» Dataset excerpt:
****************************************
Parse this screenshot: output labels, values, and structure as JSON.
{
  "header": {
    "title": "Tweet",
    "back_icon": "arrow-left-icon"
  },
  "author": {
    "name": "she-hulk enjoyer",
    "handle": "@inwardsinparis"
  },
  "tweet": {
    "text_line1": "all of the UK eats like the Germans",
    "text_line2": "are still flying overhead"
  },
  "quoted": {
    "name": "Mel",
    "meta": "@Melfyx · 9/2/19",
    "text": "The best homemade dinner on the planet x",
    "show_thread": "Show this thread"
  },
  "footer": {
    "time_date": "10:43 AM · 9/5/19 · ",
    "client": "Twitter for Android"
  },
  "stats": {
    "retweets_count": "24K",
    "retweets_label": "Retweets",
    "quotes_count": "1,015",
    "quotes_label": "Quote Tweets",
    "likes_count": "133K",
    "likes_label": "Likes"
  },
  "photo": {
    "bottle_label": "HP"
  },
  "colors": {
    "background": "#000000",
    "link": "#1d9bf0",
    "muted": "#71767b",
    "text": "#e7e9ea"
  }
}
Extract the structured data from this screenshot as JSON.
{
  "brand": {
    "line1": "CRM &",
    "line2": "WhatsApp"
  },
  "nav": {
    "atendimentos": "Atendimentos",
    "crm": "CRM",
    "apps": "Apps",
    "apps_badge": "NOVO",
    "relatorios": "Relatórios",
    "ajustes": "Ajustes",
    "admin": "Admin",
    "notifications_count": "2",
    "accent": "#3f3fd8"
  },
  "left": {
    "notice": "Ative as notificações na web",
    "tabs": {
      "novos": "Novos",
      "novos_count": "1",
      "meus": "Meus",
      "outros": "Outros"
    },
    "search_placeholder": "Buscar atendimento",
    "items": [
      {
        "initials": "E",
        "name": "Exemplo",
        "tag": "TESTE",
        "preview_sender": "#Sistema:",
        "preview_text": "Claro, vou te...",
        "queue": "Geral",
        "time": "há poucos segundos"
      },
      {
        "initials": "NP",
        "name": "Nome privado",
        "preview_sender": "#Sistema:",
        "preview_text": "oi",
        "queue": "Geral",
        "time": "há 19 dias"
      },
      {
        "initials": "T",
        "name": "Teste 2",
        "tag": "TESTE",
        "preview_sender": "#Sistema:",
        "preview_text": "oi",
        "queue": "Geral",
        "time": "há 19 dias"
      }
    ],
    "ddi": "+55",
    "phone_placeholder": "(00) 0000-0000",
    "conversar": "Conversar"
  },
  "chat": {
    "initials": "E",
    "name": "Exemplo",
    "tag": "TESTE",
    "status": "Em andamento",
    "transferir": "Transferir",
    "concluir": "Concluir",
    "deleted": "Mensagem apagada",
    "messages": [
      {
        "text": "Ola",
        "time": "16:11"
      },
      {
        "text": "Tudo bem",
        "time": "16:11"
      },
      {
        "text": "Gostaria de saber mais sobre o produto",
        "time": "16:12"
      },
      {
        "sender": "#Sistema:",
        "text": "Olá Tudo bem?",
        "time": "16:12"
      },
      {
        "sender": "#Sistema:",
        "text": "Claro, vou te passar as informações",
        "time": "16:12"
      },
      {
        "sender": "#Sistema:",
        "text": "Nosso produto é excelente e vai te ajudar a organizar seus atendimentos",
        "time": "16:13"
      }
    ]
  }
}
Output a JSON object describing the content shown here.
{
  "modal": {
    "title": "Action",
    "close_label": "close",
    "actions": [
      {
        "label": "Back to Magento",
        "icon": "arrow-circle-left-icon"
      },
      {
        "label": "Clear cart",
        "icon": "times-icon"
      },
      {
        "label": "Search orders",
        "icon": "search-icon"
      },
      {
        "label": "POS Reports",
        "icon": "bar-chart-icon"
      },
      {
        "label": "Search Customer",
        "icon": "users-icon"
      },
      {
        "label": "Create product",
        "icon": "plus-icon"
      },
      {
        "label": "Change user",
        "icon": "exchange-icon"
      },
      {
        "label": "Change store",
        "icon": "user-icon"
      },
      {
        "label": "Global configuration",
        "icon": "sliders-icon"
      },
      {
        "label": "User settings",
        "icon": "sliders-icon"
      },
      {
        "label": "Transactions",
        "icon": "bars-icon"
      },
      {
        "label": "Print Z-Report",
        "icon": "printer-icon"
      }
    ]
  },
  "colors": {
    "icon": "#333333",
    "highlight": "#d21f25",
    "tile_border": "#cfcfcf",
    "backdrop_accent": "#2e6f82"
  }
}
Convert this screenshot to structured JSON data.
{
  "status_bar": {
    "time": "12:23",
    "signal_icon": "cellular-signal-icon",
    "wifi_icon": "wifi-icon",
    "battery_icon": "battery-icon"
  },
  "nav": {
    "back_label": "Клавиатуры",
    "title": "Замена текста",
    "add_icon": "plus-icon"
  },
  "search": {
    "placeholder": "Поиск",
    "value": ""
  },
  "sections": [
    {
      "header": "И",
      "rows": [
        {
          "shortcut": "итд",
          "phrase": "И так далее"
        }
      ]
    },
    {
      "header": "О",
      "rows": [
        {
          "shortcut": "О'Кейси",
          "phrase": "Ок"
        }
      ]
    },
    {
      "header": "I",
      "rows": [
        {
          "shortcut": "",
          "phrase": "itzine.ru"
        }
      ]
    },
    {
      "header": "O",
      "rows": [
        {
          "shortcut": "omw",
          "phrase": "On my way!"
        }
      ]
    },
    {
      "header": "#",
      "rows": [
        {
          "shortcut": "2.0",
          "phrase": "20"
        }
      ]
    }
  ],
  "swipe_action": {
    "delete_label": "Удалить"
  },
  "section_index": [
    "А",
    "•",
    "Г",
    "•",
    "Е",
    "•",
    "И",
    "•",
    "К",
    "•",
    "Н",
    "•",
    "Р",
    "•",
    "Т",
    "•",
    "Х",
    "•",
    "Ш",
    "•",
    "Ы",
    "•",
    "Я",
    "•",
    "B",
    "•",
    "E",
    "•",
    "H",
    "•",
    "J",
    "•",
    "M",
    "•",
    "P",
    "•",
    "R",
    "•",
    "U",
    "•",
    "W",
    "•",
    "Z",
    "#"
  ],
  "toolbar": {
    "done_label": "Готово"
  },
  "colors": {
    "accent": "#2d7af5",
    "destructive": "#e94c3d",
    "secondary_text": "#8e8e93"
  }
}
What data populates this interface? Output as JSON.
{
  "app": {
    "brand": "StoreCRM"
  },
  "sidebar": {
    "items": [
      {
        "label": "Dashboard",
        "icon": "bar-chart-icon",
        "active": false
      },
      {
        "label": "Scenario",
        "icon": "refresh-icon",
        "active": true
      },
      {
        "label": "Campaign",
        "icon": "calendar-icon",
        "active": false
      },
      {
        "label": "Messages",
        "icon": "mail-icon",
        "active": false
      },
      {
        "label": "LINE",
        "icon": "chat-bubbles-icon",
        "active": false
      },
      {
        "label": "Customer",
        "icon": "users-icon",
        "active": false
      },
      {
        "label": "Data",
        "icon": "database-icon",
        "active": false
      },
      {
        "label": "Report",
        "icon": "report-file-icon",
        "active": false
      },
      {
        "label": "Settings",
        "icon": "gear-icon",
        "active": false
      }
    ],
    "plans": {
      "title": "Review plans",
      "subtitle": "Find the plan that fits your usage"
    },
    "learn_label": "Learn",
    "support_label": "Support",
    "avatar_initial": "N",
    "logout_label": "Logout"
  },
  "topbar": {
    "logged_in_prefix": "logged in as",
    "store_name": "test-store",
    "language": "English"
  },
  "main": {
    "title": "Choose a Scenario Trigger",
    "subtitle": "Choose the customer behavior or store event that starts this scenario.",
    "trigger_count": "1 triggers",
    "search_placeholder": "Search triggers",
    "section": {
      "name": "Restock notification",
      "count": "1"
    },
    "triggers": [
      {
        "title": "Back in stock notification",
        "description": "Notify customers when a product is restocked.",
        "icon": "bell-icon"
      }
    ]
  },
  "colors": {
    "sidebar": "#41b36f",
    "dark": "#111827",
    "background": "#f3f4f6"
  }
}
****************************************
Find each line in the records holding the string "left" and show it.

» Completed exercise:
    "back_icon": "arrow-left-icon"
  "left": {
        "icon": "arrow-circle-left-icon"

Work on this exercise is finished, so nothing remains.